◆ To be done: Reproduce the listing word for word, leaving every picture behind.

☆ ☆ ☆ ☆ ☆ ☆ ☆

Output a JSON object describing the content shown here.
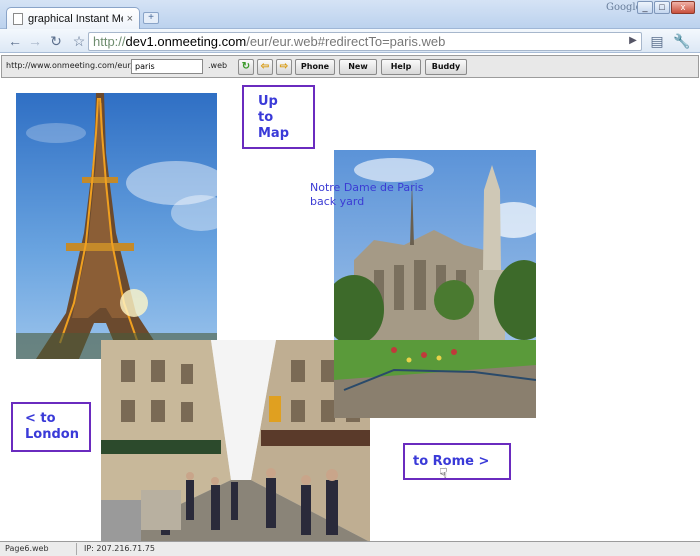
{
  "browser": {
    "tab_title": "graphical Instant Mes...",
    "tab_close": "×",
    "new_tab": "+",
    "brand": "Google",
    "url_scheme": "http://",
    "url_host": "dev1.onmeeting.com",
    "url_path": "/eur/eur.web#redirectTo=paris.web",
    "back_icon": "back-arrow-icon",
    "forward_icon": "forward-arrow-icon",
    "reload_icon": "reload-icon",
    "bookmark_icon": "star-icon"
  },
  "appbar": {
    "base_url": "http://www.onmeeting.com/eur/",
    "city_value": "paris",
    "extension": ".web",
    "buttons": {
      "phone": "Phone",
      "new": "New",
      "help": "Help",
      "buddy": "Buddy"
    }
  },
  "content": {
    "up_to_map_line1": "Up",
    "up_to_map_line2": "to Map",
    "to_london_line1": "< to",
    "to_london_line2": "London",
    "to_rome": "to Rome >",
    "caption_line1": "Notre Dame de Paris",
    "caption_line2": "back yard"
  },
  "status": {
    "page": "Page6.web",
    "ip": "IP: 207.216.71.75"
  },
  "colors": {
    "link_text": "#3a3ad8",
    "link_border": "#6a2bbf",
    "caption": "#3b3bd4"
  }
}
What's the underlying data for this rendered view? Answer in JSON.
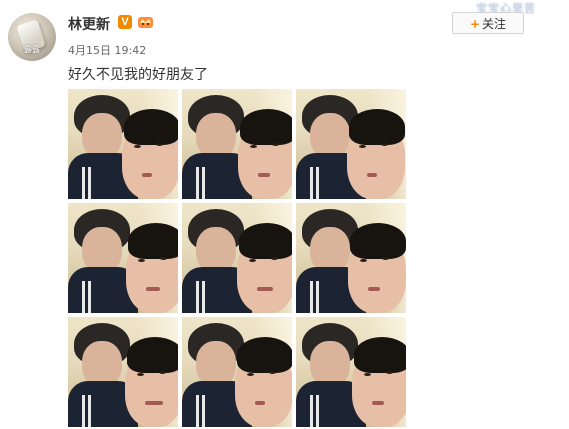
{
  "post": {
    "username": "林更新",
    "verified_badge": "V",
    "timestamp": "4月15日 19:42",
    "text": "好久不见我的好朋友了",
    "avatar_text": "露露",
    "icons": [
      "verified-v-icon",
      "member-crown-icon",
      "plus-icon"
    ]
  },
  "header": {
    "follow_label": "关注",
    "follow_plus": "+",
    "watermark": "宝宝心里苦"
  },
  "gallery": {
    "rows": 3,
    "columns": 3,
    "photos": [
      {
        "id": 1
      },
      {
        "id": 2
      },
      {
        "id": 3
      },
      {
        "id": 4
      },
      {
        "id": 5
      },
      {
        "id": 6
      },
      {
        "id": 7
      },
      {
        "id": 8
      },
      {
        "id": 9
      }
    ]
  },
  "colors": {
    "accent_orange": "#ff8200",
    "verified_orange": "#f08a00",
    "text": "#333333",
    "muted": "#666666"
  }
}
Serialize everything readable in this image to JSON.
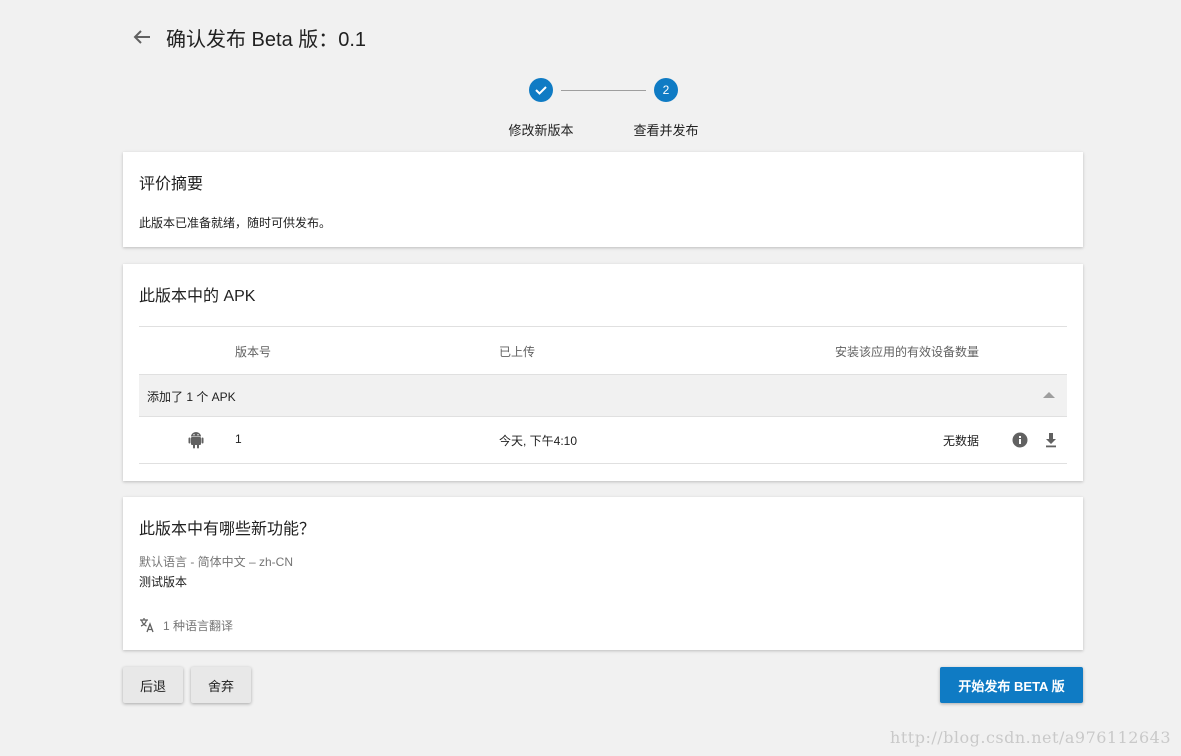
{
  "header": {
    "title": "确认发布 Beta 版：0.1"
  },
  "stepper": {
    "steps": [
      {
        "label": "修改新版本",
        "state": "done"
      },
      {
        "label": "查看并发布",
        "number": "2"
      }
    ],
    "accent": "#0f7bc4"
  },
  "summary": {
    "title": "评价摘要",
    "message": "此版本已准备就绪，随时可供发布。"
  },
  "apk": {
    "title": "此版本中的 APK",
    "columns": [
      "版本号",
      "已上传",
      "安装该应用的有效设备数量"
    ],
    "group_label": "添加了 1 个 APK",
    "rows": [
      {
        "version": "1",
        "uploaded": "今天, 下午4:10",
        "devices": "无数据"
      }
    ]
  },
  "features": {
    "title": "此版本中有哪些新功能？",
    "language": "默认语言 - 简体中文 – zh-CN",
    "notes": "测试版本",
    "translations": "1 种语言翻译"
  },
  "actions": {
    "back": "后退",
    "discard": "舍弃",
    "publish": "开始发布 BETA 版"
  },
  "watermark": "http://blog.csdn.net/a976112643"
}
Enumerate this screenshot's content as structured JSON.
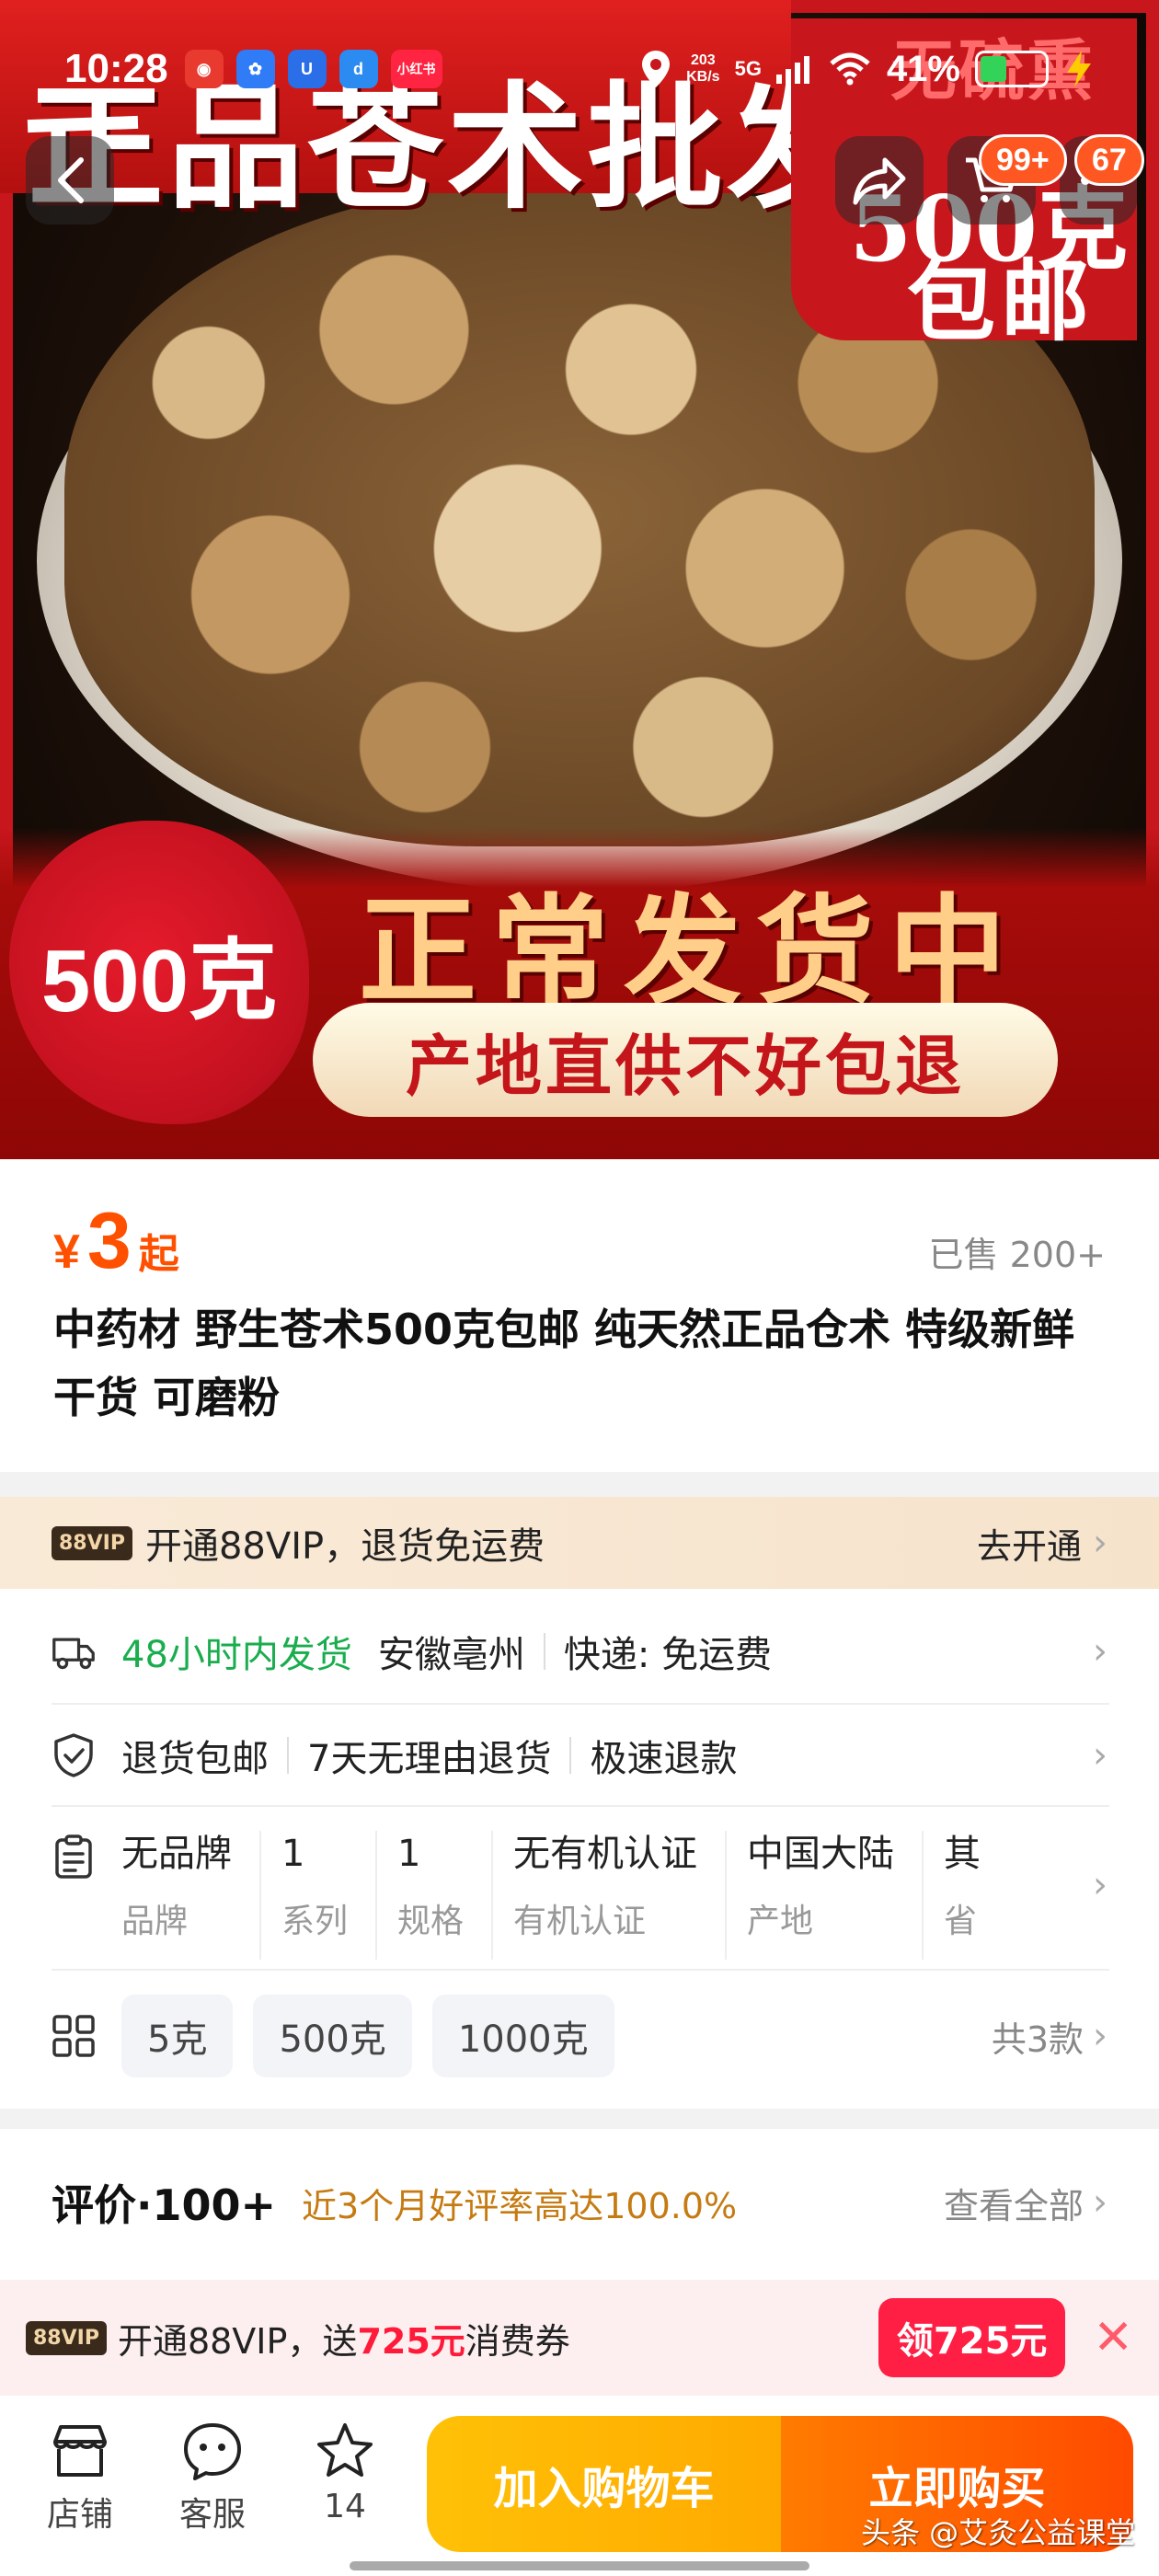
{
  "status_bar": {
    "time": "10:28",
    "net_speed": "203",
    "net_unit": "KB/s",
    "signal": "5G",
    "battery": "41%"
  },
  "hero": {
    "top_text": "正品苍术批发",
    "corner_watermark": "无硫熏",
    "corner_price": "500克",
    "corner_free": "包邮",
    "weight": "500克",
    "shipping": "正常发货中",
    "pill": "产地直供不好包退"
  },
  "overlay": {
    "badge_cart": "99+",
    "badge_msg": "67"
  },
  "product": {
    "currency": "¥",
    "price": "3",
    "price_suffix": "起",
    "sold": "已售 200+",
    "title": "中药材 野生苍术500克包邮 纯天然正品仓术 特级新鲜干货 可磨粉"
  },
  "vip_bar": {
    "tag": "88VIP",
    "text": "开通88VIP，退货免运费",
    "action": "去开通"
  },
  "shipping_row": {
    "time": "48小时内发货",
    "origin": "安徽亳州",
    "express": "快递: 免运费"
  },
  "service_row": {
    "items": [
      "退货包邮",
      "7天无理由退货",
      "极速退款"
    ]
  },
  "attributes": [
    {
      "value": "无品牌",
      "key": "品牌"
    },
    {
      "value": "1",
      "key": "系列"
    },
    {
      "value": "1",
      "key": "规格"
    },
    {
      "value": "无有机认证",
      "key": "有机认证"
    },
    {
      "value": "中国大陆",
      "key": "产地"
    },
    {
      "value": "其",
      "key": "省"
    }
  ],
  "sku": {
    "options": [
      "5克",
      "500克",
      "1000克"
    ],
    "total": "共3款"
  },
  "reviews": {
    "title": "评价·100+",
    "rate": "近3个月好评率高达100.0%",
    "view_all": "查看全部"
  },
  "promo": {
    "tag": "88VIP",
    "text_prefix": "开通88VIP，送",
    "amount": "725元",
    "text_suffix": "消费券",
    "button": "领725元"
  },
  "bottom_bar": {
    "store": "店铺",
    "service": "客服",
    "fav_count": "14",
    "add_cart": "加入购物车",
    "buy_now": "立即购买"
  },
  "watermark": "头条 @艾灸公益课堂"
}
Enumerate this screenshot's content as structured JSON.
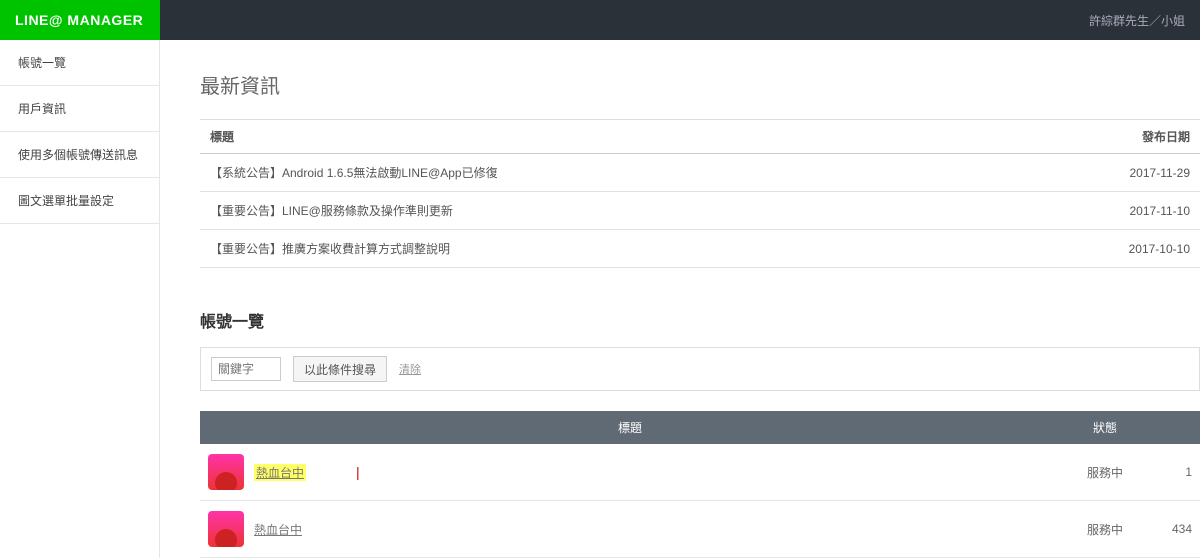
{
  "header": {
    "logo": "LINE@ MANAGER",
    "user": "許綜群先生／小姐"
  },
  "sidebar": {
    "items": [
      "帳號一覽",
      "用戶資訊",
      "使用多個帳號傳送訊息",
      "圖文選單批量設定"
    ]
  },
  "news": {
    "title": "最新資訊",
    "columns": {
      "title": "標題",
      "date": "發布日期"
    },
    "rows": [
      {
        "title": "【系統公告】Android 1.6.5無法啟動LINE@App已修復",
        "date": "2017-11-29"
      },
      {
        "title": "【重要公告】LINE@服務條款及操作準則更新",
        "date": "2017-11-10"
      },
      {
        "title": "【重要公告】推廣方案收費計算方式調整說明",
        "date": "2017-10-10"
      }
    ]
  },
  "accounts": {
    "title": "帳號一覽",
    "search": {
      "placeholder": "關鍵字",
      "button": "以此條件搜尋",
      "clear": "清除"
    },
    "columns": {
      "title": "標題",
      "status": "狀態",
      "num": ""
    },
    "rows": [
      {
        "name": "熱血台中",
        "highlight": true,
        "mark": "|",
        "status": "服務中",
        "num": "1"
      },
      {
        "name": "熱血台中",
        "highlight": false,
        "mark": "",
        "status": "服務中",
        "num": "434"
      }
    ]
  }
}
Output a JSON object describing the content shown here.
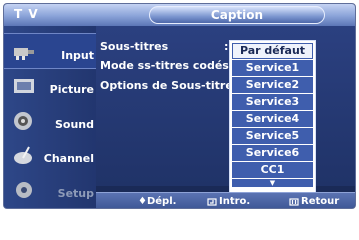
{
  "header": {
    "tv_label": "T V",
    "caption_label": "Caption"
  },
  "sidebar": {
    "items": [
      {
        "label": "Input",
        "icon": "input-plug-icon"
      },
      {
        "label": "Picture",
        "icon": "picture-icon"
      },
      {
        "label": "Sound",
        "icon": "sound-icon"
      },
      {
        "label": "Channel",
        "icon": "channel-icon"
      },
      {
        "label": "Setup",
        "icon": "setup-icon"
      }
    ]
  },
  "settings": {
    "subtitles_label": "Sous-titres",
    "mode_label": "Mode ss-titres codés",
    "options_label": "Options de Sous-titre",
    "colon": ":"
  },
  "dropdown": {
    "options": [
      "Par défaut",
      "Service1",
      "Service2",
      "Service3",
      "Service4",
      "Service5",
      "Service6",
      "CC1"
    ],
    "more_indicator": "▼"
  },
  "footer": {
    "move": "♦Dépl.",
    "enter": "Intro.",
    "return": "Retour"
  }
}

☆ ☆ ☆ ☆ ☆ ☆ ☆

◆ Reply:
Output a JSON object describing the content shown here.
{
  "browser": {
    "tab_title": "graphical Instant Mes...",
    "tab_close": "×",
    "new_tab": "+",
    "brand": "Google",
    "url_scheme": "http://",
    "url_host": "dev1.onmeeting.com",
    "url_path": "/eur/eur.web#redirectTo=paris.web",
    "back_icon": "back-arrow-icon",
    "forward_icon": "forward-arrow-icon",
    "reload_icon": "reload-icon",
    "bookmark_icon": "star-icon"
  },
  "appbar": {
    "base_url": "http://www.onmeeting.com/eur/",
    "city_value": "paris",
    "extension": ".web",
    "buttons": {
      "phone": "Phone",
      "new": "New",
      "help": "Help",
      "buddy": "Buddy"
    }
  },
  "content": {
    "up_to_map_line1": "Up",
    "up_to_map_line2": "to Map",
    "to_london_line1": "< to",
    "to_london_line2": "London",
    "to_rome": "to Rome >",
    "caption_line1": "Notre Dame de Paris",
    "caption_line2": "back yard"
  },
  "status": {
    "page": "Page6.web",
    "ip": "IP: 207.216.71.75"
  },
  "colors": {
    "link_text": "#3a3ad8",
    "link_border": "#6a2bbf",
    "caption": "#3b3bd4"
  }
}
What's the underlying data for this rendered view? Answer in JSON.
{
  "post": {
    "username": "林更新",
    "verified_badge": "V",
    "timestamp": "4月15日 19:42",
    "text": "好久不见我的好朋友了",
    "avatar_text": "露露",
    "icons": [
      "verified-v-icon",
      "member-crown-icon",
      "plus-icon"
    ]
  },
  "header": {
    "follow_label": "关注",
    "follow_plus": "+",
    "watermark": "宝宝心里苦"
  },
  "gallery": {
    "rows": 3,
    "columns": 3,
    "photos": [
      {
        "id": 1
      },
      {
        "id": 2
      },
      {
        "id": 3
      },
      {
        "id": 4
      },
      {
        "id": 5
      },
      {
        "id": 6
      },
      {
        "id": 7
      },
      {
        "id": 8
      },
      {
        "id": 9
      }
    ]
  },
  "colors": {
    "accent_orange": "#ff8200",
    "verified_orange": "#f08a00",
    "text": "#333333",
    "muted": "#666666"
  }
}
Serialize everything readable in this image to JSON.
{
  "header": {
    "title": "确认发布 Beta 版：0.1"
  },
  "stepper": {
    "steps": [
      {
        "label": "修改新版本",
        "state": "done"
      },
      {
        "label": "查看并发布",
        "number": "2"
      }
    ],
    "accent": "#0f7bc4"
  },
  "summary": {
    "title": "评价摘要",
    "message": "此版本已准备就绪，随时可供发布。"
  },
  "apk": {
    "title": "此版本中的 APK",
    "columns": [
      "版本号",
      "已上传",
      "安装该应用的有效设备数量"
    ],
    "group_label": "添加了 1 个 APK",
    "rows": [
      {
        "version": "1",
        "uploaded": "今天, 下午4:10",
        "devices": "无数据"
      }
    ]
  },
  "features": {
    "title": "此版本中有哪些新功能？",
    "language": "默认语言 - 简体中文 – zh-CN",
    "notes": "测试版本",
    "translations": "1 种语言翻译"
  },
  "actions": {
    "back": "后退",
    "discard": "舍弃",
    "publish": "开始发布 BETA 版"
  },
  "watermark": "http://blog.csdn.net/a976112643"
}
Enumerate this screenshot's content as structured JSON.
{
  "status_bar": {
    "time": "10:28",
    "net_speed": "203",
    "net_unit": "KB/s",
    "signal": "5G",
    "battery": "41%"
  },
  "hero": {
    "top_text": "正品苍术批发",
    "corner_watermark": "无硫熏",
    "corner_price": "500克",
    "corner_free": "包邮",
    "weight": "500克",
    "shipping": "正常发货中",
    "pill": "产地直供不好包退"
  },
  "overlay": {
    "badge_cart": "99+",
    "badge_msg": "67"
  },
  "product": {
    "currency": "¥",
    "price": "3",
    "price_suffix": "起",
    "sold": "已售 200+",
    "title": "中药材 野生苍术500克包邮 纯天然正品仓术 特级新鲜干货 可磨粉"
  },
  "vip_bar": {
    "tag": "88VIP",
    "text": "开通88VIP，退货免运费",
    "action": "去开通"
  },
  "shipping_row": {
    "time": "48小时内发货",
    "origin": "安徽亳州",
    "express": "快递: 免运费"
  },
  "service_row": {
    "items": [
      "退货包邮",
      "7天无理由退货",
      "极速退款"
    ]
  },
  "attributes": [
    {
      "value": "无品牌",
      "key": "品牌"
    },
    {
      "value": "1",
      "key": "系列"
    },
    {
      "value": "1",
      "key": "规格"
    },
    {
      "value": "无有机认证",
      "key": "有机认证"
    },
    {
      "value": "中国大陆",
      "key": "产地"
    },
    {
      "value": "其",
      "key": "省"
    }
  ],
  "sku": {
    "options": [
      "5克",
      "500克",
      "1000克"
    ],
    "total": "共3款"
  },
  "reviews": {
    "title": "评价·100+",
    "rate": "近3个月好评率高达100.0%",
    "view_all": "查看全部"
  },
  "promo": {
    "tag": "88VIP",
    "text_prefix": "开通88VIP，送",
    "amount": "725元",
    "text_suffix": "消费券",
    "button": "领725元"
  },
  "bottom_bar": {
    "store": "店铺",
    "service": "客服",
    "fav_count": "14",
    "add_cart": "加入购物车",
    "buy_now": "立即购买"
  },
  "watermark": "头条 @艾灸公益课堂"
}
Enumerate this screenshot's content as structured JSON.
{
  "header": {
    "logo": "LINE@ MANAGER",
    "user": "許綜群先生／小姐"
  },
  "sidebar": {
    "items": [
      "帳號一覽",
      "用戶資訊",
      "使用多個帳號傳送訊息",
      "圖文選單批量設定"
    ]
  },
  "news": {
    "title": "最新資訊",
    "columns": {
      "title": "標題",
      "date": "發布日期"
    },
    "rows": [
      {
        "title": "【系統公告】Android 1.6.5無法啟動LINE@App已修復",
        "date": "2017-11-29"
      },
      {
        "title": "【重要公告】LINE@服務條款及操作準則更新",
        "date": "2017-11-10"
      },
      {
        "title": "【重要公告】推廣方案收費計算方式調整說明",
        "date": "2017-10-10"
      }
    ]
  },
  "accounts": {
    "title": "帳號一覽",
    "search": {
      "placeholder": "關鍵字",
      "button": "以此條件搜尋",
      "clear": "清除"
    },
    "columns": {
      "title": "標題",
      "status": "狀態",
      "num": ""
    },
    "rows": [
      {
        "name": "熱血台中",
        "highlight": true,
        "mark": "|",
        "status": "服務中",
        "num": "1"
      },
      {
        "name": "熱血台中",
        "highlight": false,
        "mark": "",
        "status": "服務中",
        "num": "434"
      }
    ]
  }
}
Output a JSON object describing the content shown here.
{
  "header": {
    "tv_label": "T V",
    "caption_label": "Caption"
  },
  "sidebar": {
    "items": [
      {
        "label": "Input",
        "icon": "input-plug-icon"
      },
      {
        "label": "Picture",
        "icon": "picture-icon"
      },
      {
        "label": "Sound",
        "icon": "sound-icon"
      },
      {
        "label": "Channel",
        "icon": "channel-icon"
      },
      {
        "label": "Setup",
        "icon": "setup-icon"
      }
    ]
  },
  "settings": {
    "subtitles_label": "Sous-titres",
    "mode_label": "Mode ss-titres codés",
    "options_label": "Options de Sous-titre",
    "colon": ":"
  },
  "dropdown": {
    "options": [
      "Par défaut",
      "Service1",
      "Service2",
      "Service3",
      "Service4",
      "Service5",
      "Service6",
      "CC1"
    ],
    "more_indicator": "▼"
  },
  "footer": {
    "move": "♦Dépl.",
    "enter": "Intro.",
    "return": "Retour"
  }
}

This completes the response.